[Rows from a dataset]
++++++++++++++++++++
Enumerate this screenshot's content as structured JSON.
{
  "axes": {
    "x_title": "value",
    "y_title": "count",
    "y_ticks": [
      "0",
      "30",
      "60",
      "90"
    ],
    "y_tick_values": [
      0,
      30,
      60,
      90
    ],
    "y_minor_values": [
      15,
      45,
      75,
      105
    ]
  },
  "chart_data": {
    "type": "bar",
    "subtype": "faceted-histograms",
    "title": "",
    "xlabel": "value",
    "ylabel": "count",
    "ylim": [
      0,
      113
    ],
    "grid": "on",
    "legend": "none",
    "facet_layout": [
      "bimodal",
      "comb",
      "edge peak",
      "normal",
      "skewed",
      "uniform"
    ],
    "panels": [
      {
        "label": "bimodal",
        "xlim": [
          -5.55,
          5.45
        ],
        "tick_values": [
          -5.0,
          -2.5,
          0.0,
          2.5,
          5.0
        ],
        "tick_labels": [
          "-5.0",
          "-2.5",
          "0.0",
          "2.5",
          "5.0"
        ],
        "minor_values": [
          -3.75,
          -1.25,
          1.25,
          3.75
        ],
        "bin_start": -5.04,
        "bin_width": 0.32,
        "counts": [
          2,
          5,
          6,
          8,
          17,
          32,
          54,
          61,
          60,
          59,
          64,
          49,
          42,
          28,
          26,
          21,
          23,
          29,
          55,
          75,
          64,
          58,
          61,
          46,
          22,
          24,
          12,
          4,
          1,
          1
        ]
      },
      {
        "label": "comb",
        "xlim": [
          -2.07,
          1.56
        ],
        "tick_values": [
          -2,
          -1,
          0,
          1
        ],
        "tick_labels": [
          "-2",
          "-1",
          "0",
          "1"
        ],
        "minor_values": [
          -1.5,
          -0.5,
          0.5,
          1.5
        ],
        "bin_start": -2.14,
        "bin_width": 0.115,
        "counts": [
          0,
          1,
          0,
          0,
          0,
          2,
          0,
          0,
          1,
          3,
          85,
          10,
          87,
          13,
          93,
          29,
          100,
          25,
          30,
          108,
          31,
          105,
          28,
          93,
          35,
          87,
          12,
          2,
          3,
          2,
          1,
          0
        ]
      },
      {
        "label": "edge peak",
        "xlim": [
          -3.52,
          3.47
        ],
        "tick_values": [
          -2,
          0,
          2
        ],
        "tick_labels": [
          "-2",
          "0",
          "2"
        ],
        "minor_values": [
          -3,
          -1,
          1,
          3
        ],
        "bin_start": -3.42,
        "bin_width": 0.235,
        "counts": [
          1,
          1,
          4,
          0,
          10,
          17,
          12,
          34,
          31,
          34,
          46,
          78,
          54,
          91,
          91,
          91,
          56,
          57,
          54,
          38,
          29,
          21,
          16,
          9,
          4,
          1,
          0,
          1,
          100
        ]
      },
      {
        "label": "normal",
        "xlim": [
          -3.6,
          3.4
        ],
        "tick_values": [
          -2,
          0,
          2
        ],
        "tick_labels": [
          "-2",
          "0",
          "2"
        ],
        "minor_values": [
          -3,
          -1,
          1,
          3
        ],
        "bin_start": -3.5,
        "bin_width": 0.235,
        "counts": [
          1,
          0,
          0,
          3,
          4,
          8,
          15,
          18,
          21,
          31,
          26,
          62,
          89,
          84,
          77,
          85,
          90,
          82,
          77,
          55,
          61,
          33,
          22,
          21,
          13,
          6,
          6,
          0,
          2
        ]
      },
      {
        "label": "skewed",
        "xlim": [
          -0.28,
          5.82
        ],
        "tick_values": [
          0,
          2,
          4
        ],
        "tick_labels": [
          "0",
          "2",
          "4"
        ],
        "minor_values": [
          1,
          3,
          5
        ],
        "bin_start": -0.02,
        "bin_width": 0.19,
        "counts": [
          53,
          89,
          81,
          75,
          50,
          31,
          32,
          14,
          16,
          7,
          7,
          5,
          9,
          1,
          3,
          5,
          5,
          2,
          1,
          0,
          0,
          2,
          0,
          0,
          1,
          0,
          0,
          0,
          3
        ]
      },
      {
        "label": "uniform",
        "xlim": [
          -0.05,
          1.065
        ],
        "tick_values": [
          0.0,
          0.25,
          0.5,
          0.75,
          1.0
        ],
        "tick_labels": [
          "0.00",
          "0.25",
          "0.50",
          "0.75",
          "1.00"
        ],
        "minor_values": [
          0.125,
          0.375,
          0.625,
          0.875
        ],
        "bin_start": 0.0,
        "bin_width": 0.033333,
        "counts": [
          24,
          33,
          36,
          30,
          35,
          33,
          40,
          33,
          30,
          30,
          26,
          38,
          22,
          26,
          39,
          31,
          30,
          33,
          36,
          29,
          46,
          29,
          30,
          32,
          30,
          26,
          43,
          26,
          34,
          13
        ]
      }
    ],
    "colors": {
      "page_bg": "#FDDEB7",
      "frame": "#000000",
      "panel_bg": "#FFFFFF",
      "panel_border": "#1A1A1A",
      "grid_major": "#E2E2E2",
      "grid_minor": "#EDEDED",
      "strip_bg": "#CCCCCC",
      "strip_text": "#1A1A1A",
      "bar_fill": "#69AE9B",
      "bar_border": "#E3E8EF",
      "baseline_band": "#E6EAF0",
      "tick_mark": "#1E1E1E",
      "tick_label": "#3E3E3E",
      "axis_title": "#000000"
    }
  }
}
++++++++++++++++++++
> [Set exercise] Retype all of the data shown above, word for word.

> [The output]
Enumerate this screenshot's content as structured JSON.
{
  "axes": {
    "x_title": "value",
    "y_title": "count",
    "y_ticks": [
      "0",
      "30",
      "60",
      "90"
    ],
    "y_tick_values": [
      0,
      30,
      60,
      90
    ],
    "y_minor_values": [
      15,
      45,
      75,
      105
    ]
  },
  "chart_data": {
    "type": "bar",
    "subtype": "faceted-histograms",
    "title": "",
    "xlabel": "value",
    "ylabel": "count",
    "ylim": [
      0,
      113
    ],
    "grid": "on",
    "legend": "none",
    "facet_layout": [
      "bimodal",
      "comb",
      "edge peak",
      "normal",
      "skewed",
      "uniform"
    ],
    "panels": [
      {
        "label": "bimodal",
        "xlim": [
          -5.55,
          5.45
        ],
        "tick_values": [
          -5.0,
          -2.5,
          0.0,
          2.5,
          5.0
        ],
        "tick_labels": [
          "-5.0",
          "-2.5",
          "0.0",
          "2.5",
          "5.0"
        ],
        "minor_values": [
          -3.75,
          -1.25,
          1.25,
          3.75
        ],
        "bin_start": -5.04,
        "bin_width": 0.32,
        "counts": [
          2,
          5,
          6,
          8,
          17,
          32,
          54,
          61,
          60,
          59,
          64,
          49,
          42,
          28,
          26,
          21,
          23,
          29,
          55,
          75,
          64,
          58,
          61,
          46,
          22,
          24,
          12,
          4,
          1,
          1
        ]
      },
      {
        "label": "comb",
        "xlim": [
          -2.07,
          1.56
        ],
        "tick_values": [
          -2,
          -1,
          0,
          1
        ],
        "tick_labels": [
          "-2",
          "-1",
          "0",
          "1"
        ],
        "minor_values": [
          -1.5,
          -0.5,
          0.5,
          1.5
        ],
        "bin_start": -2.14,
        "bin_width": 0.115,
        "counts": [
          0,
          1,
          0,
          0,
          0,
          2,
          0,
          0,
          1,
          3,
          85,
          10,
          87,
          13,
          93,
          29,
          100,
          25,
          30,
          108,
          31,
          105,
          28,
          93,
          35,
          87,
          12,
          2,
          3,
          2,
          1,
          0
        ]
      },
      {
        "label": "edge peak",
        "xlim": [
          -3.52,
          3.47
        ],
        "tick_values": [
          -2,
          0,
          2
        ],
        "tick_labels": [
          "-2",
          "0",
          "2"
        ],
        "minor_values": [
          -3,
          -1,
          1,
          3
        ],
        "bin_start": -3.42,
        "bin_width": 0.235,
        "counts": [
          1,
          1,
          4,
          0,
          10,
          17,
          12,
          34,
          31,
          34,
          46,
          78,
          54,
          91,
          91,
          91,
          56,
          57,
          54,
          38,
          29,
          21,
          16,
          9,
          4,
          1,
          0,
          1,
          100
        ]
      },
      {
        "label": "normal",
        "xlim": [
          -3.6,
          3.4
        ],
        "tick_values": [
          -2,
          0,
          2
        ],
        "tick_labels": [
          "-2",
          "0",
          "2"
        ],
        "minor_values": [
          -3,
          -1,
          1,
          3
        ],
        "bin_start": -3.5,
        "bin_width": 0.235,
        "counts": [
          1,
          0,
          0,
          3,
          4,
          8,
          15,
          18,
          21,
          31,
          26,
          62,
          89,
          84,
          77,
          85,
          90,
          82,
          77,
          55,
          61,
          33,
          22,
          21,
          13,
          6,
          6,
          0,
          2
        ]
      },
      {
        "label": "skewed",
        "xlim": [
          -0.28,
          5.82
        ],
        "tick_values": [
          0,
          2,
          4
        ],
        "tick_labels": [
          "0",
          "2",
          "4"
        ],
        "minor_values": [
          1,
          3,
          5
        ],
        "bin_start": -0.02,
        "bin_width": 0.19,
        "counts": [
          53,
          89,
          81,
          75,
          50,
          31,
          32,
          14,
          16,
          7,
          7,
          5,
          9,
          1,
          3,
          5,
          5,
          2,
          1,
          0,
          0,
          2,
          0,
          0,
          1,
          0,
          0,
          0,
          3
        ]
      },
      {
        "label": "uniform",
        "xlim": [
          -0.05,
          1.065
        ],
        "tick_values": [
          0.0,
          0.25,
          0.5,
          0.75,
          1.0
        ],
        "tick_labels": [
          "0.00",
          "0.25",
          "0.50",
          "0.75",
          "1.00"
        ],
        "minor_values": [
          0.125,
          0.375,
          0.625,
          0.875
        ],
        "bin_start": 0.0,
        "bin_width": 0.033333,
        "counts": [
          24,
          33,
          36,
          30,
          35,
          33,
          40,
          33,
          30,
          30,
          26,
          38,
          22,
          26,
          39,
          31,
          30,
          33,
          36,
          29,
          46,
          29,
          30,
          32,
          30,
          26,
          43,
          26,
          34,
          13
        ]
      }
    ],
    "colors": {
      "page_bg": "#FDDEB7",
      "frame": "#000000",
      "panel_bg": "#FFFFFF",
      "panel_border": "#1A1A1A",
      "grid_major": "#E2E2E2",
      "grid_minor": "#EDEDED",
      "strip_bg": "#CCCCCC",
      "strip_text": "#1A1A1A",
      "bar_fill": "#69AE9B",
      "bar_border": "#E3E8EF",
      "baseline_band": "#E6EAF0",
      "tick_mark": "#1E1E1E",
      "tick_label": "#3E3E3E",
      "axis_title": "#000000"
    }
  }
}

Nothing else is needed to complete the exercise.